++++ Records to use ++++
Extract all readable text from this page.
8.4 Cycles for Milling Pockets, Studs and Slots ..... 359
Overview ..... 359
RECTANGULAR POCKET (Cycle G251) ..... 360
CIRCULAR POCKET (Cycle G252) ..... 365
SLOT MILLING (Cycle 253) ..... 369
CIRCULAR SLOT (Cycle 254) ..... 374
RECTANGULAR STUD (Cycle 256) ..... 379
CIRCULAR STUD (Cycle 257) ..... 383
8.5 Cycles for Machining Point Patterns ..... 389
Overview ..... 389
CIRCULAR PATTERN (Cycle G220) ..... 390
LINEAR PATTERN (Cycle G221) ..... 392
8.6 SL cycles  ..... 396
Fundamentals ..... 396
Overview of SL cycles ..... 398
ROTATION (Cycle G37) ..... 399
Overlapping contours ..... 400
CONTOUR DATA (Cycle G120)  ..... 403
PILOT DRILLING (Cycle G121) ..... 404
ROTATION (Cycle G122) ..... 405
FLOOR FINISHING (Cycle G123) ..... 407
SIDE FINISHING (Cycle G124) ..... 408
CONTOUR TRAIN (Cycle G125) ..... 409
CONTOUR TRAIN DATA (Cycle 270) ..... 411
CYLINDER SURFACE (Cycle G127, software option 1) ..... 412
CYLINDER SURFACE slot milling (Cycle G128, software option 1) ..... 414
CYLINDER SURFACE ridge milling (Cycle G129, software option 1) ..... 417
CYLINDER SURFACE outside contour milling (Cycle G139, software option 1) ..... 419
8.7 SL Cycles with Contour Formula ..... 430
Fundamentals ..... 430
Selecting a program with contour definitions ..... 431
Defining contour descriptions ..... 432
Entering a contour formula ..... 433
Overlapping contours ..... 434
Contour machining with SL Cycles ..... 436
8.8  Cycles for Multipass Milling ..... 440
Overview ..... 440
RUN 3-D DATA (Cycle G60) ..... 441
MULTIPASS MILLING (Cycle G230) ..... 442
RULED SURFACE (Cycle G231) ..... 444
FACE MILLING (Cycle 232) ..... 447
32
++++
▸ **Short task**: Reproduce every line of the data verbatim.

▸ **Output for this exercise**:
Extract all readable text from this page.
8.4 Cycles for Milling Pockets, Studs and Slots ..... 359
Overview ..... 359
RECTANGULAR POCKET (Cycle G251) ..... 360
CIRCULAR POCKET (Cycle G252) ..... 365
SLOT MILLING (Cycle 253) ..... 369
CIRCULAR SLOT (Cycle 254) ..... 374
RECTANGULAR STUD (Cycle 256) ..... 379
CIRCULAR STUD (Cycle 257) ..... 383
8.5 Cycles for Machining Point Patterns ..... 389
Overview ..... 389
CIRCULAR PATTERN (Cycle G220) ..... 390
LINEAR PATTERN (Cycle G221) ..... 392
8.6 SL cycles  ..... 396
Fundamentals ..... 396
Overview of SL cycles ..... 398
ROTATION (Cycle G37) ..... 399
Overlapping contours ..... 400
CONTOUR DATA (Cycle G120)  ..... 403
PILOT DRILLING (Cycle G121) ..... 404
ROTATION (Cycle G122) ..... 405
FLOOR FINISHING (Cycle G123) ..... 407
SIDE FINISHING (Cycle G124) ..... 408
CONTOUR TRAIN (Cycle G125) ..... 409
CONTOUR TRAIN DATA (Cycle 270) ..... 411
CYLINDER SURFACE (Cycle G127, software option 1) ..... 412
CYLINDER SURFACE slot milling (Cycle G128, software option 1) ..... 414
CYLINDER SURFACE ridge milling (Cycle G129, software option 1) ..... 417
CYLINDER SURFACE outside contour milling (Cycle G139, software option 1) ..... 419
8.7 SL Cycles with Contour Formula ..... 430
Fundamentals ..... 430
Selecting a program with contour definitions ..... 431
Defining contour descriptions ..... 432
Entering a contour formula ..... 433
Overlapping contours ..... 434
Contour machining with SL Cycles ..... 436
8.8  Cycles for Multipass Milling ..... 440
Overview ..... 440
RUN 3-D DATA (Cycle G60) ..... 441
MULTIPASS MILLING (Cycle G230) ..... 442
RULED SURFACE (Cycle G231) ..... 444
FACE MILLING (Cycle 232) ..... 447
32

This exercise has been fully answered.